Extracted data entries
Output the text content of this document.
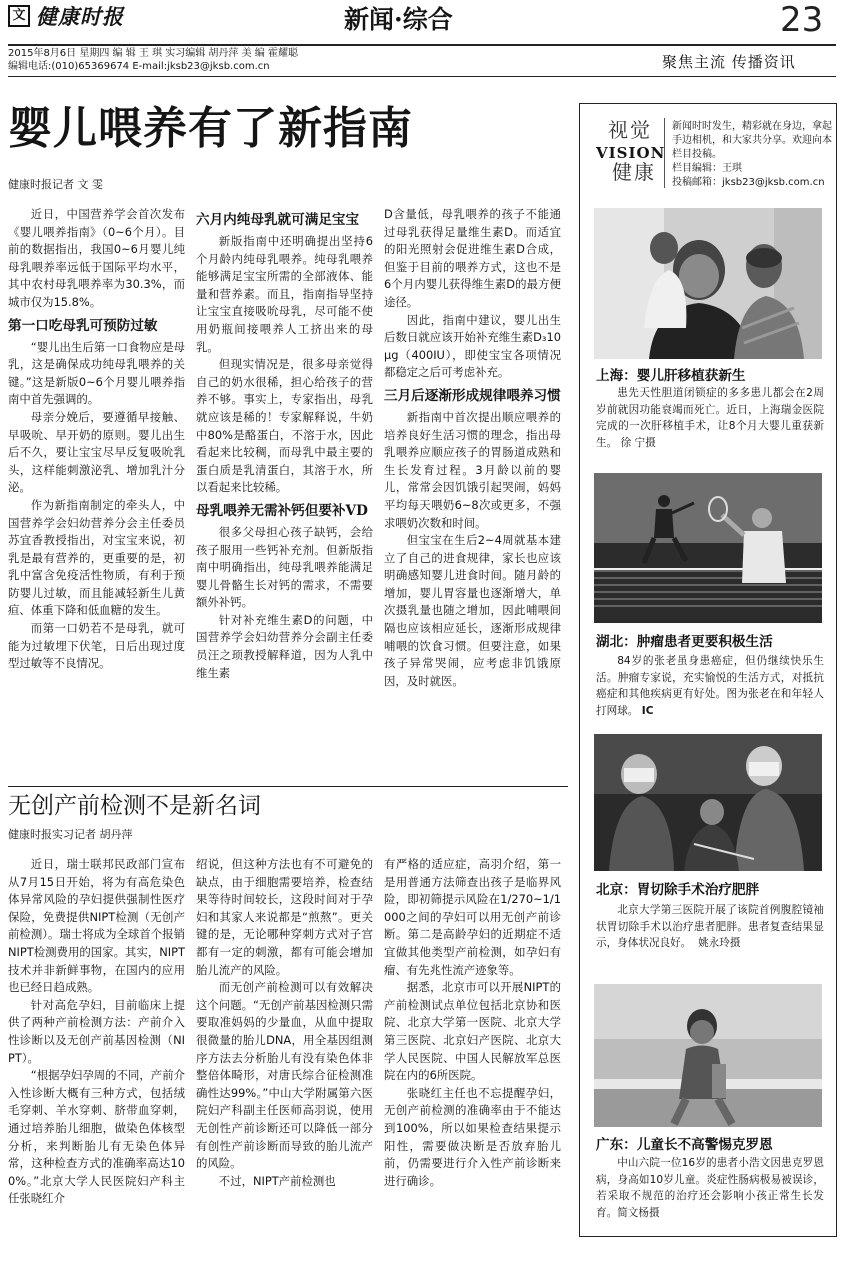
文 健康时报	新闻·综合	23
2015年8月6日 星期四 编 辑 王 琪 实习编辑 胡丹萍 美 编 霍耀聪
编辑电话:(010)65369674 E-mail:jksb23@jksb.com.cn	聚焦主流 传播资讯
婴儿喂养有了新指南
健康时报记者 文 雯

近日，中国营养学会首次发布《婴儿喂养指南》（0~6个月）。目前的数据指出，我国0~6月婴儿纯母乳喂养率远低于国际平均水平，其中农村母乳喂养率为30.3%，而城市仅为15.8%。

第一口吃母乳可预防过敏

“婴儿出生后第一口食物应是母乳，这是确保成功纯母乳喂养的关键。”这是新版0~6个月婴儿喂养指南中首先强调的。

母亲分娩后，要遵循早接触、早吸吮、早开奶的原则。婴儿出生后不久，要让宝宝尽早反复吸吮乳头，这样能刺激泌乳、增加乳汁分泌。

作为新指南制定的牵头人，中国营养学会妇幼营养分会主任委员苏宜香教授指出，对宝宝来说，初乳是最有营养的，更重要的是，初乳中富含免疫活性物质，有利于预防婴儿过敏，而且能减轻新生儿黄疸、体重下降和低血糖的发生。

而第一口奶若不是母乳，就可能为过敏埋下伏笔，日后出现过度型过敏等不良情况。

六月内纯母乳就可满足宝宝

新版指南中还明确提出坚持6个月龄内纯母乳喂养。纯母乳喂养能够满足宝宝所需的全部液体、能量和营养素。而且，指南指导坚持让宝宝直接吸吮母乳，尽可能不使用奶瓶间接喂养人工挤出来的母乳。

但现实情况是，很多母亲觉得自己的奶水很稀，担心给孩子的营养不够。事实上，专家指出，母乳就应该是稀的！专家解释说，牛奶中80%是酪蛋白，不溶于水，因此看起来比较稠，而母乳中最主要的蛋白质是乳清蛋白，其溶于水，所以看起来比较稀。

母乳喂养无需补钙但要补VD

很多父母担心孩子缺钙，会给孩子服用一些钙补充剂。但新版指南中明确指出，纯母乳喂养能满足婴儿骨骼生长对钙的需求，不需要额外补钙。

针对补充维生素D的问题，中国营养学会妇幼营养分会副主任委员汪之顼教授解释道，因为人乳中维生素

D含量低，母乳喂养的孩子不能通过母乳获得足量维生素D。而适宜的阳光照射会促进维生素D合成，但鉴于目前的喂养方式，这也不是6个月内婴儿获得维生素D的最方便途径。

因此，指南中建议，婴儿出生后数日就应该开始补充维生素D₃10μg（400IU），即使宝宝各项情况都稳定之后可考虑补充。

三月后逐渐形成规律喂养习惯

新指南中首次提出顺应喂养的培养良好生活习惯的理念，指出母乳喂养应顺应孩子的胃肠道成熟和生长发育过程。3月龄以前的婴儿，常常会因饥饿引起哭闹，妈妈平均每天喂奶6~8次或更多，不强求喂奶次数和时间。

但宝宝在生后2~4周就基本建立了自己的进食规律，家长也应该明确感知婴儿进食时间。随月龄的增加，婴儿胃容量也逐渐增大，单次摄乳量也随之增加，因此哺喂间隔也应该相应延长，逐渐形成规律哺喂的饮食习惯。但要注意，如果孩子异常哭闹，应考虑非饥饿原因，及时就医。

无创产前检测不是新名词
健康时报实习记者 胡丹萍

近日，瑞士联邦民政部门宣布从7月15日开始，将为有高危染色体异常风险的孕妇提供强制性医疗保险，免费提供NIPT检测（无创产前检测）。瑞士将成为全球首个报销NIPT检测费用的国家。其实，NIPT技术并非新鲜事物，在国内的应用也已经日趋成熟。

针对高危孕妇，目前临床上提供了两种产前检测方法：产前介入性诊断以及无创产前基因检测（NIPT）。

“根据孕妇孕周的不同，产前介入性诊断大概有三种方式，包括绒毛穿刺、羊水穿刺、脐带血穿刺，通过培养胎儿细胞，做染色体核型分析，来判断胎儿有无染色体异常，这种检查方式的准确率高达100%。”北京大学人民医院妇产科主任张晓红介

绍说，但这种方法也有不可避免的缺点，由于细胞需要培养，检查结果等待时间较长，这段时间对于孕妇和其家人来说都是“煎熬”。更关键的是，无论哪种穿刺方式对子宫都有一定的刺激，都有可能会增加胎儿流产的风险。

而无创产前检测可以有效解决这个问题。“无创产前基因检测只需要取准妈妈的少量血，从血中提取很微量的胎儿DNA，用全基因组测序方法去分析胎儿有没有染色体非整倍体畸形，对唐氏综合征检测准确性达99%。”中山大学附属第六医院妇产科副主任医师高羽说，使用无创性产前诊断还可以降低一部分有创性产前诊断而导致的胎儿流产的风险。

不过，NIPT产前检测也

有严格的适应症，高羽介绍，第一是用普通方法筛查出孩子是临界风险，即初筛提示风险在1/270~1/1000之间的孕妇可以用无创产前诊断。第二是高龄孕妇的近期症不适宜做其他类型产前检测，如孕妇有瘤、有先兆性流产迹象等。

据悉，北京市可以开展NIPT的产前检测试点单位包括北京协和医院、北京大学第一医院、北京大学第三医院、北京妇产医院、北京大学人民医院、中国人民解放军总医院在内的6所医院。

张晓红主任也不忘提醒孕妇，无创产前检测的准确率由于不能达到100%，所以如果检查结果提示阳性，需要做决断是否放弃胎儿前，仍需要进行介入性产前诊断来进行确诊。

视觉
VISION
健康
新闻时时发生，精彩就在身边，拿起手边相机，和大家共分享。欢迎向本栏目投稿。
栏目编辑：王琪
投稿邮箱：jksb23@jksb.com.cn
上海：婴儿肝移植获新生
患先天性胆道闭锁症的多多患儿都会在2周岁前就因功能衰竭而死亡。近日，上海瑞金医院完成的一次肝移植手术，让8个月大婴儿重获新生。 徐 宁摄
湖北：肿瘤患者更要积极生活
84岁的张老虽身患癌症，但仍继续快乐生活。肿瘤专家说，充实愉悦的生活方式，对抵抗癌症和其他疾病更有好处。图为张老在和年轻人打网球。 IC
北京：胃切除手术治疗肥胖
北京大学第三医院开展了该院首例腹腔镜袖状胃切除手术以治疗患者肥胖。患者复查结果显示，身体状况良好。 姚永玲摄
广东：儿童长不高警惕克罗恩
中山六院一位16岁的患者小浩文因患克罗恩病，身高如10岁儿童。炎症性肠病极易被误诊，若采取不规范的治疗还会影响小孩正常生长发育。简文杨摄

GIVEN PROBLEM:
Write out each line of the data exactly; the images should be left out.

FULL OUTPUT:
Output the text content of this document.
文 健康时报	新闻·综合	23
2015年8月6日 星期四 编 辑 王 琪 实习编辑 胡丹萍 美 编 霍耀聪
编辑电话:(010)65369674 E-mail:jksb23@jksb.com.cn	聚焦主流 传播资讯
婴儿喂养有了新指南
健康时报记者 文 雯

近日，中国营养学会首次发布《婴儿喂养指南》（0~6个月）。目前的数据指出，我国0~6月婴儿纯母乳喂养率远低于国际平均水平，其中农村母乳喂养率为30.3%，而城市仅为15.8%。

第一口吃母乳可预防过敏

“婴儿出生后第一口食物应是母乳，这是确保成功纯母乳喂养的关键。”这是新版0~6个月婴儿喂养指南中首先强调的。

母亲分娩后，要遵循早接触、早吸吮、早开奶的原则。婴儿出生后不久，要让宝宝尽早反复吸吮乳头，这样能刺激泌乳、增加乳汁分泌。

作为新指南制定的牵头人，中国营养学会妇幼营养分会主任委员苏宜香教授指出，对宝宝来说，初乳是最有营养的，更重要的是，初乳中富含免疫活性物质，有利于预防婴儿过敏，而且能减轻新生儿黄疸、体重下降和低血糖的发生。

而第一口奶若不是母乳，就可能为过敏埋下伏笔，日后出现过度型过敏等不良情况。

六月内纯母乳就可满足宝宝

新版指南中还明确提出坚持6个月龄内纯母乳喂养。纯母乳喂养能够满足宝宝所需的全部液体、能量和营养素。而且，指南指导坚持让宝宝直接吸吮母乳，尽可能不使用奶瓶间接喂养人工挤出来的母乳。

但现实情况是，很多母亲觉得自己的奶水很稀，担心给孩子的营养不够。事实上，专家指出，母乳就应该是稀的！专家解释说，牛奶中80%是酪蛋白，不溶于水，因此看起来比较稠，而母乳中最主要的蛋白质是乳清蛋白，其溶于水，所以看起来比较稀。

母乳喂养无需补钙但要补VD

很多父母担心孩子缺钙，会给孩子服用一些钙补充剂。但新版指南中明确指出，纯母乳喂养能满足婴儿骨骼生长对钙的需求，不需要额外补钙。

针对补充维生素D的问题，中国营养学会妇幼营养分会副主任委员汪之顼教授解释道，因为人乳中维生素

D含量低，母乳喂养的孩子不能通过母乳获得足量维生素D。而适宜的阳光照射会促进维生素D合成，但鉴于目前的喂养方式，这也不是6个月内婴儿获得维生素D的最方便途径。

因此，指南中建议，婴儿出生后数日就应该开始补充维生素D₃10μg（400IU），即使宝宝各项情况都稳定之后可考虑补充。

三月后逐渐形成规律喂养习惯

新指南中首次提出顺应喂养的培养良好生活习惯的理念，指出母乳喂养应顺应孩子的胃肠道成熟和生长发育过程。3月龄以前的婴儿，常常会因饥饿引起哭闹，妈妈平均每天喂奶6~8次或更多，不强求喂奶次数和时间。

但宝宝在生后2~4周就基本建立了自己的进食规律，家长也应该明确感知婴儿进食时间。随月龄的增加，婴儿胃容量也逐渐增大，单次摄乳量也随之增加，因此哺喂间隔也应该相应延长，逐渐形成规律哺喂的饮食习惯。但要注意，如果孩子异常哭闹，应考虑非饥饿原因，及时就医。

无创产前检测不是新名词
健康时报实习记者 胡丹萍

近日，瑞士联邦民政部门宣布从7月15日开始，将为有高危染色体异常风险的孕妇提供强制性医疗保险，免费提供NIPT检测（无创产前检测）。瑞士将成为全球首个报销NIPT检测费用的国家。其实，NIPT技术并非新鲜事物，在国内的应用也已经日趋成熟。

针对高危孕妇，目前临床上提供了两种产前检测方法：产前介入性诊断以及无创产前基因检测（NIPT）。

“根据孕妇孕周的不同，产前介入性诊断大概有三种方式，包括绒毛穿刺、羊水穿刺、脐带血穿刺，通过培养胎儿细胞，做染色体核型分析，来判断胎儿有无染色体异常，这种检查方式的准确率高达100%。”北京大学人民医院妇产科主任张晓红介

绍说，但这种方法也有不可避免的缺点，由于细胞需要培养，检查结果等待时间较长，这段时间对于孕妇和其家人来说都是“煎熬”。更关键的是，无论哪种穿刺方式对子宫都有一定的刺激，都有可能会增加胎儿流产的风险。

而无创产前检测可以有效解决这个问题。“无创产前基因检测只需要取准妈妈的少量血，从血中提取很微量的胎儿DNA，用全基因组测序方法去分析胎儿有没有染色体非整倍体畸形，对唐氏综合征检测准确性达99%。”中山大学附属第六医院妇产科副主任医师高羽说，使用无创性产前诊断还可以降低一部分有创性产前诊断而导致的胎儿流产的风险。

不过，NIPT产前检测也

有严格的适应症，高羽介绍，第一是用普通方法筛查出孩子是临界风险，即初筛提示风险在1/270~1/1000之间的孕妇可以用无创产前诊断。第二是高龄孕妇的近期症不适宜做其他类型产前检测，如孕妇有瘤、有先兆性流产迹象等。

据悉，北京市可以开展NIPT的产前检测试点单位包括北京协和医院、北京大学第一医院、北京大学第三医院、北京妇产医院、北京大学人民医院、中国人民解放军总医院在内的6所医院。

张晓红主任也不忘提醒孕妇，无创产前检测的准确率由于不能达到100%，所以如果检查结果提示阳性，需要做决断是否放弃胎儿前，仍需要进行介入性产前诊断来进行确诊。

视觉
VISION
健康
新闻时时发生，精彩就在身边，拿起手边相机，和大家共分享。欢迎向本栏目投稿。
栏目编辑：王琪
投稿邮箱：jksb23@jksb.com.cn
上海：婴儿肝移植获新生
患先天性胆道闭锁症的多多患儿都会在2周岁前就因功能衰竭而死亡。近日，上海瑞金医院完成的一次肝移植手术，让8个月大婴儿重获新生。 徐 宁摄
湖北：肿瘤患者更要积极生活
84岁的张老虽身患癌症，但仍继续快乐生活。肿瘤专家说，充实愉悦的生活方式，对抵抗癌症和其他疾病更有好处。图为张老在和年轻人打网球。 IC
北京：胃切除手术治疗肥胖
北京大学第三医院开展了该院首例腹腔镜袖状胃切除手术以治疗患者肥胖。患者复查结果显示，身体状况良好。 姚永玲摄
广东：儿童长不高警惕克罗恩
中山六院一位16岁的患者小浩文因患克罗恩病，身高如10岁儿童。炎症性肠病极易被误诊，若采取不规范的治疗还会影响小孩正常生长发育。简文杨摄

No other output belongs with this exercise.